- Requirement 1 -
Retype the part of the basketball passage between "In the end, though, the" and "his hometown school.", inclusive, word for word.
- Requirement 2 -
Pick up the passage about Burke and Craft's matchup where it stops and keep writing it.

-- BEGIN Text provided --

In the end, though, the biggest spotlight was reserved for Craft, who is regarded as the country's top defensive guard, and Burke, the Ohio native who was introduced by the public address announcer as "The Pride of Columbus, Ohio" as he took the court against his hometown school.

"It's always like this when we play," said Craft, who is 3-2 against Burke the past two seasons. "I know he's going to live up to the moment, and I try to do the same."

Burke struggled in his previous two matchups against Craft. He was just 1-for-11 from the field in last season's loss to Ohio State in the Big Ten tournament. And last month he made just 4 of his 14 field goal attempts during a loss in which the Wolverines trailed by as many as 21 points before eventually losing by three.

"I love playing against Craft," Burke said. "He's a guy that makes me work. It's always a battle. He's one of the top defenders in the country. You have to give credit where credit is due."

Tuesday was a different story.

Burke finished with 18 points and also dished out eight assists. He had a chance to win the game in regulation shortly after his brief chat with Craft coming out of the timeout and the score tied 72-72. But Burke's step-back 3-pointer was off the mark, and the game went to overtime.

-- END Text provided --
-- BEGIN Material provided --

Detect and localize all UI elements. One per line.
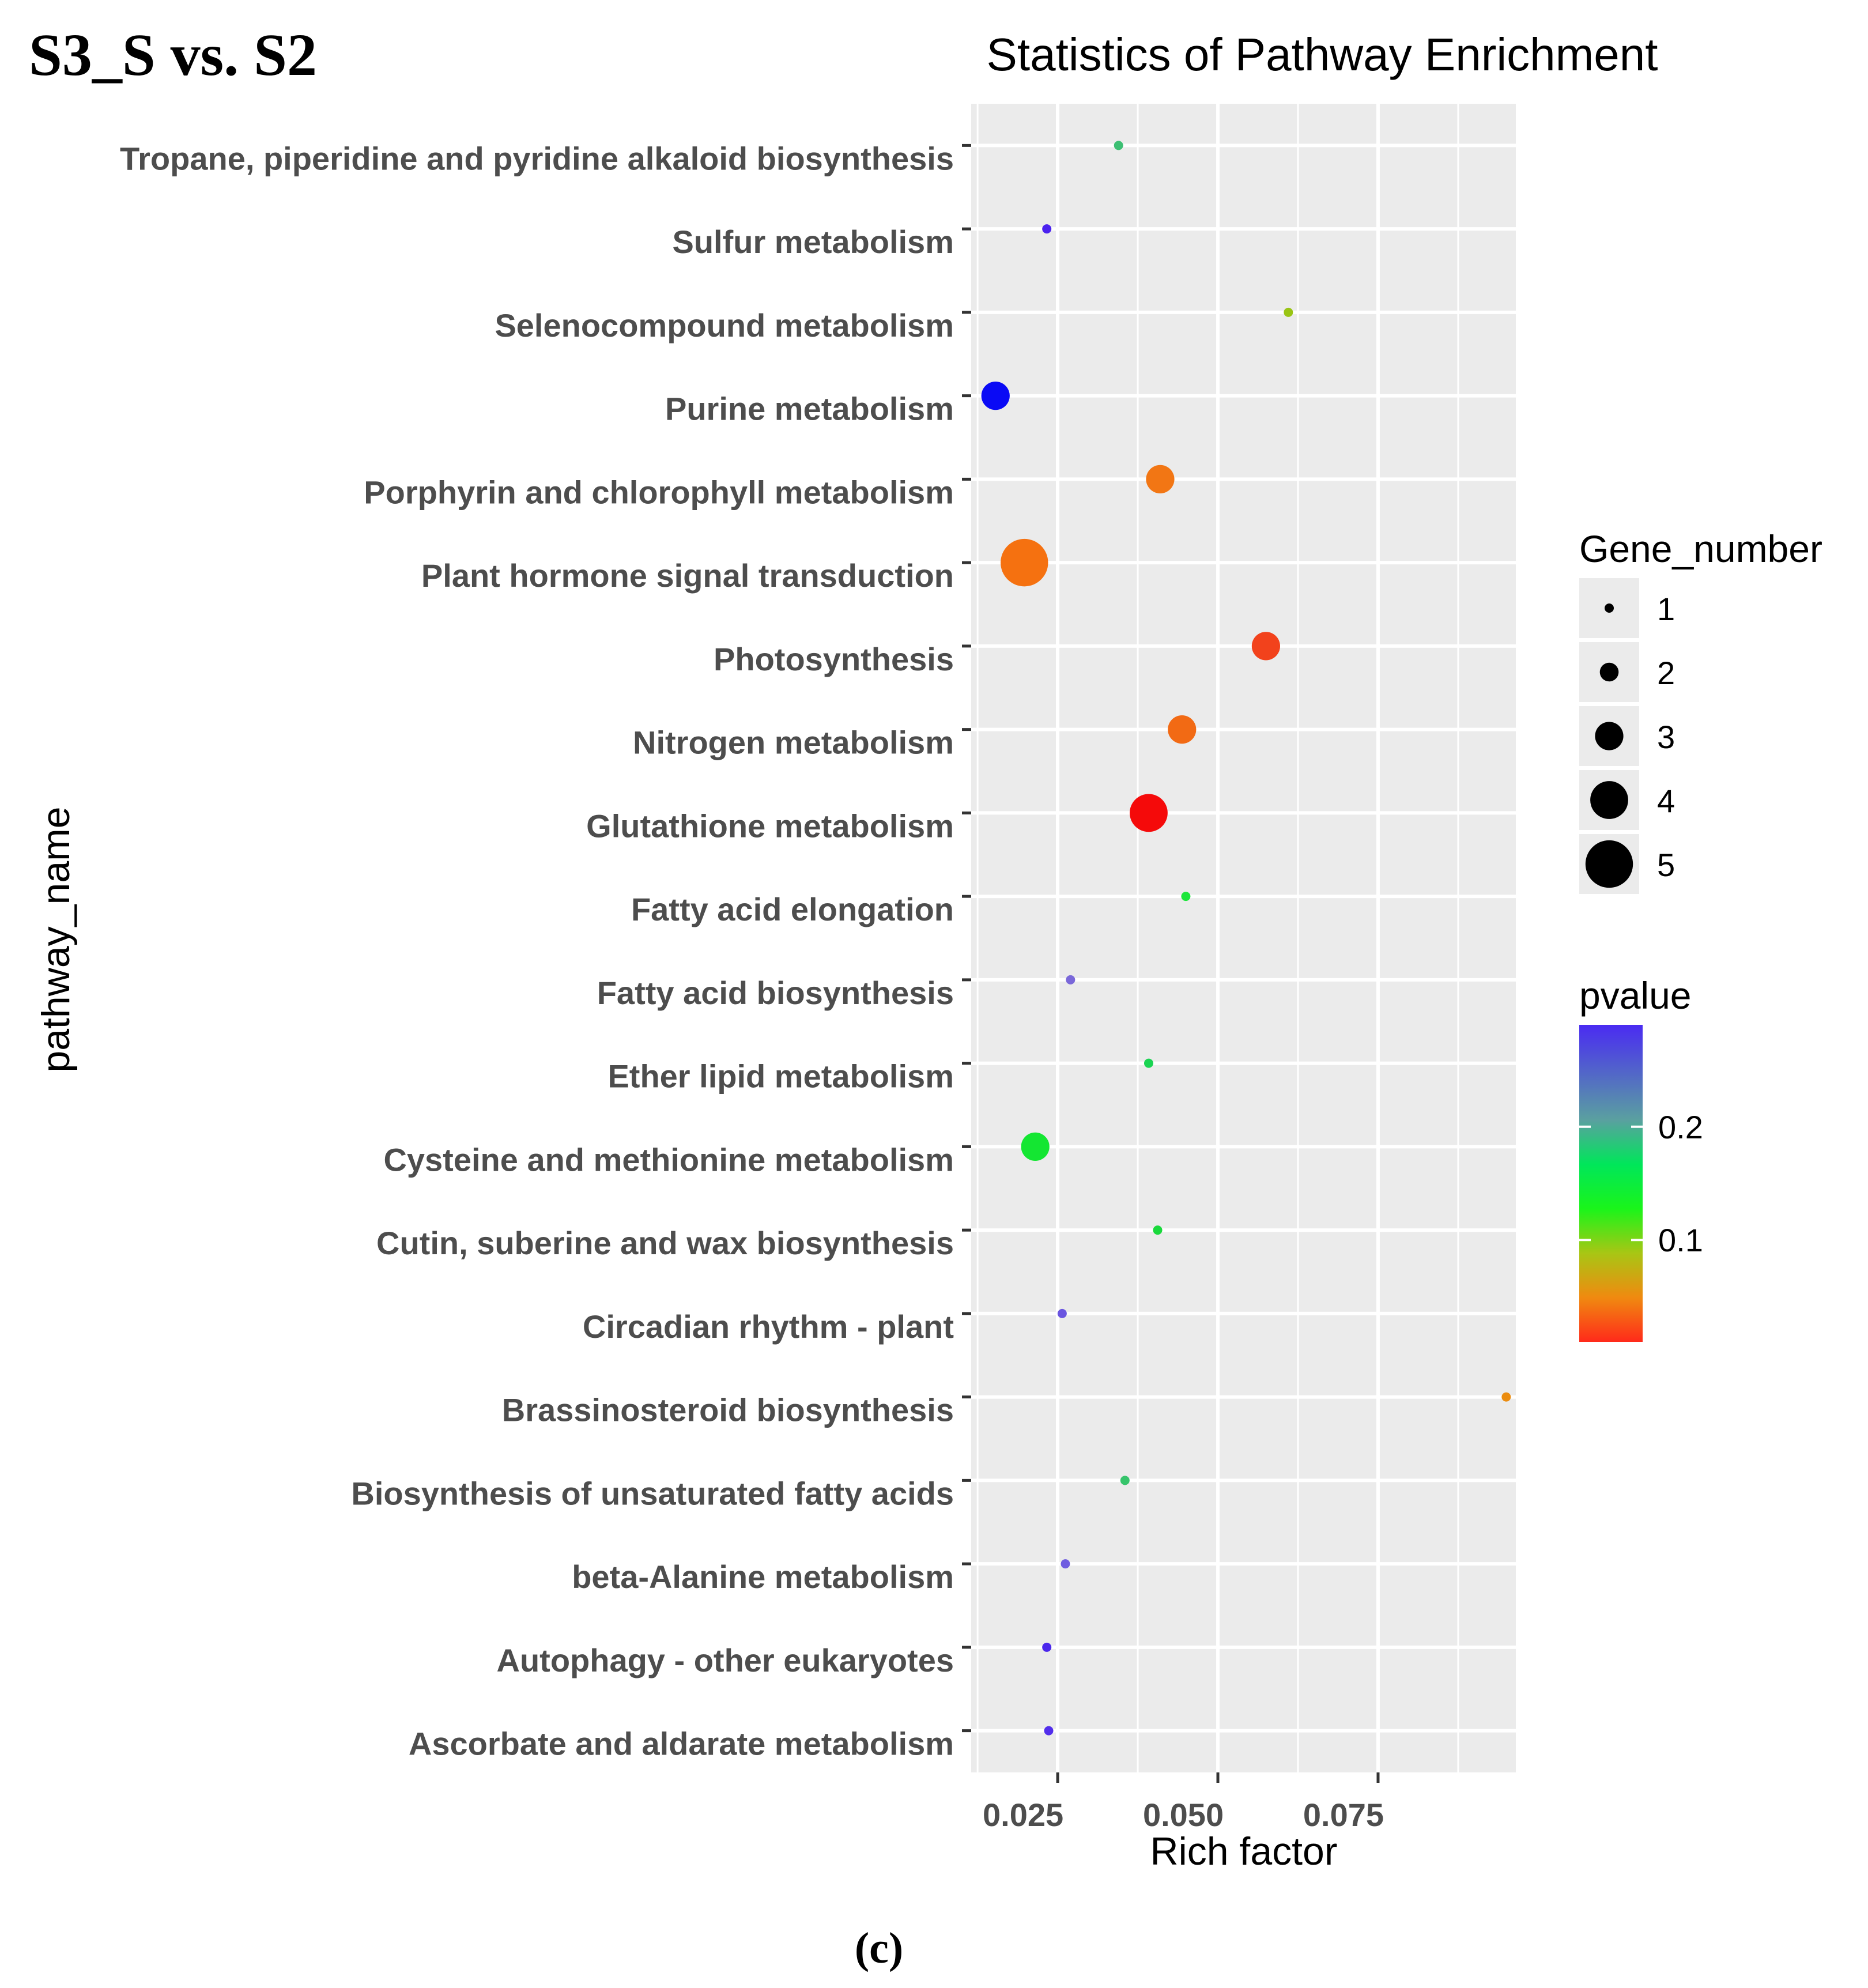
data-point [1146,465,1175,493]
data-point [1181,892,1191,901]
pathway-label: Photosynthesis [714,641,954,677]
y-tick-labels: Tropane, piperidine and pyridine alkaloi… [120,140,954,1761]
pathway-label: Cysteine and methionine metabolism [383,1141,954,1178]
data-points [981,141,1511,1736]
data-point [1042,224,1052,234]
color-legend-ticks: 0.2 0.1 [1579,1109,1703,1258]
data-point [1153,1225,1163,1235]
pathway-label: Nitrogen metabolism [633,725,954,761]
data-point [1120,1476,1130,1485]
pathway-label: Tropane, piperidine and pyridine alkaloi… [120,140,954,176]
plot-panel [971,104,1516,1772]
pathway-label: Circadian rhythm - plant [583,1308,954,1345]
y-tick-marks [962,144,971,1733]
x-axis-label: Rich factor [1150,1829,1338,1873]
data-point [1114,141,1123,150]
data-point [1057,1308,1067,1318]
data-point [1021,1132,1050,1161]
pathway-label: Purine metabolism [665,391,954,427]
data-point [1144,1058,1153,1068]
panel-title: S3_S vs. S2 [29,22,317,88]
color-legend-title: pvalue [1579,974,1692,1017]
panel-label: (c) [855,1924,903,1972]
pathway-label: Glutathione metabolism [586,808,954,844]
pathway-label: Fatty acid biosynthesis [597,975,954,1011]
data-point [1501,1392,1511,1402]
pathway-label: Autophagy - other eukaryotes [497,1642,954,1678]
data-point [1130,794,1168,832]
grid-lines [971,104,1516,1772]
data-point [1066,975,1075,984]
pathway-label: Ether lipid metabolism [607,1058,954,1095]
data-point [981,382,1010,410]
color-tick-label: 0.2 [1658,1109,1703,1145]
data-point [1042,1642,1052,1652]
data-point [1061,1559,1070,1569]
y-axis-label: pathway_name [34,806,78,1072]
size-legend-dot [1605,603,1614,613]
size-legend-dot [1599,662,1619,682]
size-legend: 1 2 3 4 5 [1579,578,1675,894]
color-tick-label: 0.1 [1658,1222,1703,1258]
pathway-label: Porphyrin and chlorophyll metabolism [364,474,954,510]
x-tick-label: 0.050 [1143,1797,1224,1833]
data-point [1284,307,1293,317]
size-legend-dot [1595,722,1624,750]
chart-title: Statistics of Pathway Enrichment [987,29,1658,80]
pathway-label: Fatty acid elongation [631,891,954,927]
pathway-label: Sulfur metabolism [672,224,954,260]
x-ticks: 0.025 0.050 0.075 [983,1772,1384,1833]
pathway-label: beta-Alanine metabolism [572,1559,954,1595]
size-legend-label: 2 [1657,655,1675,691]
pathway-label: Selenocompound metabolism [495,307,954,344]
data-point [1001,538,1048,587]
size-legend-label: 4 [1657,783,1675,819]
pathway-label: Ascorbate and aldarate metabolism [409,1726,954,1762]
size-legend-dot [1585,840,1633,888]
color-bar [1579,1025,1643,1342]
data-point [1044,1726,1054,1736]
x-tick-label: 0.075 [1303,1797,1384,1833]
pathway-label: Biosynthesis of unsaturated fatty acids [351,1475,954,1511]
pathway-label: Plant hormone signal transduction [421,557,954,594]
size-legend-label: 5 [1657,847,1675,883]
pathway-label: Brassinosteroid biosynthesis [502,1392,954,1428]
size-legend-title: Gene_number [1579,527,1822,570]
x-tick-label: 0.025 [983,1797,1063,1833]
data-point [1168,715,1197,744]
pathway-label: Cutin, suberine and wax biosynthesis [376,1225,954,1261]
size-legend-dot [1590,781,1628,819]
size-legend-label: 1 [1657,591,1675,627]
size-legend-label: 3 [1657,719,1675,755]
data-point [1251,632,1281,661]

-- END Material provided --

- Task output 1 -
In the end, though, the biggest spotlight was reserved for Craft, who is regarded as the country's top defensive guard, and Burke, the Ohio native who was introduced by the public address announcer as "The Pride of Columbus, Ohio" as he took the court against his hometown school.

- Task output 2 -
A month ago in Columbus, Burke missed a similar shot in the waning seconds of Michigan's 56-53 loss -- but this time he had a chance to redeem himself in the extra period, which opened, fittingly, with Burke hitting a 3-pointer.

He then came up with the two big defensive plays (the strip and the block) on Craft, whose final stat line included 11 points and three steals.

Craft and Burke -- who played for the same AAU program -- hugged in the postgame handshake line before retreating to their locker rooms.

"You were watching two of the finest point guards in America playing against each other," Beilein said. "They went at it. They give it their all every time. There was no stopping them. That was a great battle."

The only question now is whether there will be an encore.

Perhaps it will happen in the Big Ten tournament.

Or maybe Ohio State and Michigan will meet on college basketball's biggest stage: the Final Four. If and when it happens, you can bet that Craft and Burke will be guarding each other and battling it out at the end, making plays when it matters most.

A déjà vu moment once again.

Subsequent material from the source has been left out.